*Extract provided*.
◆ ◆ ◆ ◆ ◆

Neighborizer’s goal is to provide actually useful, actionable, socially filtered news about your immediate environment and the people in it. Users will create a Neighborizer account using a code given to you based on where they live. They’ll see both user-generated updates in real time and fully reported pieces following up on stories that other users have identified as relevant to their neighborhood. Neighborizer will show you the Facebook profiles, Twitter feeds, etc. that people in your building, on your block, and in your neighborhood have chosen to share, as well as updates made by your neighbors meant to be read by people in the neighborhood.

We All Need
San Francisco: Joey Baker, Jeff Easter, Abe Epton, Mary Franck, Matthew Gerring, Sarah Hirsch, Jim Hovell, Jake Levitas, Wendy Norris, and Zac Witte

What are you thinking about right now? And what do you need? These two questions form the basis of We All Need, a new media project designed to measure the pulse of a neighborhood through on-the-street micro-interviews.

Our aim is to celebrate the shared human needs and experiences between those living inside and outside of the Tenderloin – a neighborhood historically susceptible to one-sided media reporting and perpetuation of negative stereotypes.

To that end, We All Need is a qualitative data set that humanizes the Tenderloin: a vivid portrait of the neighborhood composed of the immediate thoughts and needs of people interviewed on its streets. http://slidesha.re/99zmkv

NYC Taxi Visualizations
New York: Zoe Fraade-Blanar, John Keefe, and Kevin Webb

As part of the Great Urban Hack, a team of insanely talented data visualization and transportation geeks did even more crunching on the awesome TLC dataset), and ended up with a closer analysis of what taxi rides look like in the city. Data is based on a record of GPS-tagged taxi rides in March 2009 provided by the New York City Taxi and Limousine Commission.

Roach Map
New York: Chrys Wu, John Myles White, Niles Brooks, Jim Colgan, and Max Shron

Each week, New York City restaurant inspectors visit hundreds of restaurants. One of their jobs is to document sightings of live cockroaches. Their findings are added to publicly available restaurant reports, creating the only official database of roach sightings. This website shows city ZIP codes with the highest number of roach sightings in the past week based on this data. The map updates every Monday. We send a monthly email of ZIP codes with the most roach sightings in the most recent four-week period. The project originated at The Great Urban Hack NYC, an overnight event for journalists, data scientists and developers.

◆ ◆ ◆ ◆ ◆

*Excerpted records*.
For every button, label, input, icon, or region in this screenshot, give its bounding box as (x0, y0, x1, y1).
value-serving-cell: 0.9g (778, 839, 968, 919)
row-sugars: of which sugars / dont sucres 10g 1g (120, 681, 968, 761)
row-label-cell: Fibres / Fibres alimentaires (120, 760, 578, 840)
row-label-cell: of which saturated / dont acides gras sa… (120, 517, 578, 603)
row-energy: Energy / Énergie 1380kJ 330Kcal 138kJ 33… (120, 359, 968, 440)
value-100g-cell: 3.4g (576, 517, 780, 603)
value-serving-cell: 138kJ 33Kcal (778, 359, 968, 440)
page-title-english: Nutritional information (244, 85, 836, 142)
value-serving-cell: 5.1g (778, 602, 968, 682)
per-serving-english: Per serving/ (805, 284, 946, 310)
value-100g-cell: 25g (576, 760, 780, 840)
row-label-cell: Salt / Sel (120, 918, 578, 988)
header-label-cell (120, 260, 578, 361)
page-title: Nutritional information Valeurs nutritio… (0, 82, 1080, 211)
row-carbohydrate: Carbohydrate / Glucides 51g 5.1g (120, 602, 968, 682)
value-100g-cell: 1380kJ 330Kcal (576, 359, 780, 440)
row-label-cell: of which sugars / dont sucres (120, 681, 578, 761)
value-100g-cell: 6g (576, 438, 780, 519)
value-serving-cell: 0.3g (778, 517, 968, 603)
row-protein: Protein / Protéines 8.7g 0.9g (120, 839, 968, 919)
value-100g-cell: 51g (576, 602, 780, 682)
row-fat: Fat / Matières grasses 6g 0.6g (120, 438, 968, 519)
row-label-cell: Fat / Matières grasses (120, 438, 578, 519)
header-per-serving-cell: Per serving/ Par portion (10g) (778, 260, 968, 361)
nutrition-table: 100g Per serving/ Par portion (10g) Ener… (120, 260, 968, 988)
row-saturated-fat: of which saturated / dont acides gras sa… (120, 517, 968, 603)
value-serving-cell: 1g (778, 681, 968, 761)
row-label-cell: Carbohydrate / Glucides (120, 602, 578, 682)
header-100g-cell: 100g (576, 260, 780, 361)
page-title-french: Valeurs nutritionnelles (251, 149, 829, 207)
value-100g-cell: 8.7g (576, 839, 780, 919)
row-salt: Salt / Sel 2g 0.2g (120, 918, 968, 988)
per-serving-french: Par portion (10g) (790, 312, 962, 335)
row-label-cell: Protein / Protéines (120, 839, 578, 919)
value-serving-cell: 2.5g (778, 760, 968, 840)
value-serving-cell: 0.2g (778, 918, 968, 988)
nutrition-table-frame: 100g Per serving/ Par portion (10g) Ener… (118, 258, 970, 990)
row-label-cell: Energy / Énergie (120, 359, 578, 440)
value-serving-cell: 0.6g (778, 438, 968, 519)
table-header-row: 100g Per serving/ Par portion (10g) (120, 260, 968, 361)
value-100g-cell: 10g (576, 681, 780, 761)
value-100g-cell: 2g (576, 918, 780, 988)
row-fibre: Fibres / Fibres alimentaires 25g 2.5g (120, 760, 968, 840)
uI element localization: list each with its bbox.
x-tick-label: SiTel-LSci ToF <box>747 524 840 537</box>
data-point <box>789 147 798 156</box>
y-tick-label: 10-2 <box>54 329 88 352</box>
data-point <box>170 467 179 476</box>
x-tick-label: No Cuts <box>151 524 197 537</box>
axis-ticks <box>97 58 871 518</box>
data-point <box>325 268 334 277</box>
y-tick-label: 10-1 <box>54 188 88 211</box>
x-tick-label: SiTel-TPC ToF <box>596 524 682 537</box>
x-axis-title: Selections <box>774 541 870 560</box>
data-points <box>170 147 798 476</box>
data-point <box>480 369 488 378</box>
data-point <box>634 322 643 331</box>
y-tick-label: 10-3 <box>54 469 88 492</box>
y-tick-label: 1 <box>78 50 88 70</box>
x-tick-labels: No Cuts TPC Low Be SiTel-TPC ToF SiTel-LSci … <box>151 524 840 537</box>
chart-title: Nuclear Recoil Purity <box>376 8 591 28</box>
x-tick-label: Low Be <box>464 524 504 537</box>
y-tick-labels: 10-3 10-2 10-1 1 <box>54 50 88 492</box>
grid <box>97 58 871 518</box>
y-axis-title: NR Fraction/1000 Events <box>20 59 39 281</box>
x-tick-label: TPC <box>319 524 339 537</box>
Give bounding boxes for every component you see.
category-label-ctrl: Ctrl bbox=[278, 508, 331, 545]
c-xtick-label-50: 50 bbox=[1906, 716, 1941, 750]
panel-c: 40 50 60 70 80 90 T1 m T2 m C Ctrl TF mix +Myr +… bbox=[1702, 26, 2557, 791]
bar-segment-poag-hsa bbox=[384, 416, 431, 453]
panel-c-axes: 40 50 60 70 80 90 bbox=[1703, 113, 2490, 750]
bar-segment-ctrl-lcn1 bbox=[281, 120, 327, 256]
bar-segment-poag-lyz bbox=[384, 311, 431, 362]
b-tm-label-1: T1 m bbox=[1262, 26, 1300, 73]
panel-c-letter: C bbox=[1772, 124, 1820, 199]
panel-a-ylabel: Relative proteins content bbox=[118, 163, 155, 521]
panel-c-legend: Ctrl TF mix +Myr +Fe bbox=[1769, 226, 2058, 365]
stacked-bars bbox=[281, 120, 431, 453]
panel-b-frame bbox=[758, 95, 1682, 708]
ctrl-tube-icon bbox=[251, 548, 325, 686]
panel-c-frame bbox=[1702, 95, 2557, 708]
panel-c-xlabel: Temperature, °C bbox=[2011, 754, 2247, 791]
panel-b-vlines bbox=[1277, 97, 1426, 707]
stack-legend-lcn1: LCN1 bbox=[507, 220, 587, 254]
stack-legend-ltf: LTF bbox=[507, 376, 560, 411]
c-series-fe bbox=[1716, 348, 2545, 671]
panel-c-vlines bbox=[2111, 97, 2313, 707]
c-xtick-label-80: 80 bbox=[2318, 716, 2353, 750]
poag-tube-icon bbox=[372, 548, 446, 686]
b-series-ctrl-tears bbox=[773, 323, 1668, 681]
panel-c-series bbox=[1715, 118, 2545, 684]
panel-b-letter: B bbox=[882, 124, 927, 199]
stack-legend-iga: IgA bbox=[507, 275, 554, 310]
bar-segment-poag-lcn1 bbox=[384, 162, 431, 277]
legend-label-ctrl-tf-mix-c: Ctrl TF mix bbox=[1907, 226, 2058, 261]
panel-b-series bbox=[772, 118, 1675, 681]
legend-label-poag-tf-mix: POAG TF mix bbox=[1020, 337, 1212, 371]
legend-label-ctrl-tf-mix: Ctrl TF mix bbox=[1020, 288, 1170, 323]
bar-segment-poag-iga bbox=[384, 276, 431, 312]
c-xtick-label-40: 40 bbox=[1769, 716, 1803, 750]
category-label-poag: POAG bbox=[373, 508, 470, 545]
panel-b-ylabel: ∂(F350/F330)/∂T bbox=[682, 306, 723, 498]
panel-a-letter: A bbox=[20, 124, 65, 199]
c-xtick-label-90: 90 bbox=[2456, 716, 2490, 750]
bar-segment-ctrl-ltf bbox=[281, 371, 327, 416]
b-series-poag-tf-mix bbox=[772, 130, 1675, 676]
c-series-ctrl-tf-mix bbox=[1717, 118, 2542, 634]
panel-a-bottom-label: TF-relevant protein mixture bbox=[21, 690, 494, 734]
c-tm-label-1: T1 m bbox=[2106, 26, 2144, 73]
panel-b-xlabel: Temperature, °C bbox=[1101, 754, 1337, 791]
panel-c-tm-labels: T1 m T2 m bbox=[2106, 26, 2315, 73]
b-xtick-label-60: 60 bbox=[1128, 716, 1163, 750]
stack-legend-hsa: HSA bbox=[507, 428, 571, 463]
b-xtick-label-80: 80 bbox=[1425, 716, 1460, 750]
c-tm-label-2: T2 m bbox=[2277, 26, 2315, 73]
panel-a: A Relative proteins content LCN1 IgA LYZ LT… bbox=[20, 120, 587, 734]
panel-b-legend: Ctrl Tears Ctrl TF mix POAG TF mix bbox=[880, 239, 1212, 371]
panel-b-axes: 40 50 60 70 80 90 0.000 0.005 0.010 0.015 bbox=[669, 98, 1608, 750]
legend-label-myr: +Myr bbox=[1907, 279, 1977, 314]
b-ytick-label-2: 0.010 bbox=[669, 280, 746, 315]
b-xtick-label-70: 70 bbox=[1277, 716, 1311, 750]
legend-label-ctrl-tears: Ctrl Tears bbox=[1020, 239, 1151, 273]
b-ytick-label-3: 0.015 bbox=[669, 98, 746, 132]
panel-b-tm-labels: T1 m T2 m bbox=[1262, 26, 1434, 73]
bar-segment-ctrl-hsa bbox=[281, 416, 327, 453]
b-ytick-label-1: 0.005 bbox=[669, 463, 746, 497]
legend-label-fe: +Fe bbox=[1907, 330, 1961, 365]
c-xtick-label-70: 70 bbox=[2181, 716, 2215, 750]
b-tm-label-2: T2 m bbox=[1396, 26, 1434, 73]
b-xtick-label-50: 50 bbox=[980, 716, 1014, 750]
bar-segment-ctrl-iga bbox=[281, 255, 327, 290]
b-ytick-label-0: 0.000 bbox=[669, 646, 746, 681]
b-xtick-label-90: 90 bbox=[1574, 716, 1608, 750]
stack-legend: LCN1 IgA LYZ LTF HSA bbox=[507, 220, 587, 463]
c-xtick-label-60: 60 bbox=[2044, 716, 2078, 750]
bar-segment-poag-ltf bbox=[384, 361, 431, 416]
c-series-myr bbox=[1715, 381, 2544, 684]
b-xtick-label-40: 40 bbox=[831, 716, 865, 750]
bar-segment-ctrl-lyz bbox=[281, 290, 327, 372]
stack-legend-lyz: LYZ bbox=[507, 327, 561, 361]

◆ ◆ ◆ ◆ ◆

*Work to complete*.
(1) From the project descriptions above, quote the passage starting with "Our aim is to" and going on through "and Limousine Commission.".
(2) Answer these questions from the project descriptions:
(a) Which month and year do the GPS-tagged taxi ride records cover?
(b) On what day does the Roach Map update?
(c) Which neighborhood does We All Need set out to humanize?
(3) Decide whether each statement agrees with the project descriptions, and support each yes or no with the deciding words quoted from them:
(a) The Roach Map project sends out a weekly email listing the ZIP codes with the most roach sightings.
(b) Neighborizer users create an account with a code based on where they live.
(c) The NYC Taxi Visualizations team is listed under San Francisco.

*Task-by-task outputs*.
(1)
Our aim is to celebrate the shared human needs and experiences between those living inside and outside of the Tenderloin – a neighborhood historically susceptible to one-sided media reporting and perpetuation of negative stereotypes.

To that end, We All Need is a qualitative data set that humanizes the Tenderloin: a vivid portrait of the neighborhood composed of the immediate thoughts and needs of people interviewed on its streets. http://slidesha.re/99zmkv

NYC Taxi Visualizations
New York: Zoe Fraade-Blanar, John Keefe, and Kevin Webb

As part of the Great Urban Hack, a team of insanely talented data visualization and transportation geeks did even more crunching on the awesome TLC dataset), and ended up with a closer analysis of what taxi rides look like in the city. Data is based on a record of GPS-tagged taxi rides in March 2009 provided by the New York City Taxi and Limousine Commission.

(2)
(a) March 2009
(b) Monday
(c) The Tenderloin

(3)
(a) No: "We send a monthly email of ZIP codes with the most roach sightings in the most recent four-week period."
(b) Yes: "Users will create a Neighborizer account using a code given to you based on where they live."
(c) No: "New York: Zoe Fraade-Blanar, John Keefe, and Kevin Webb"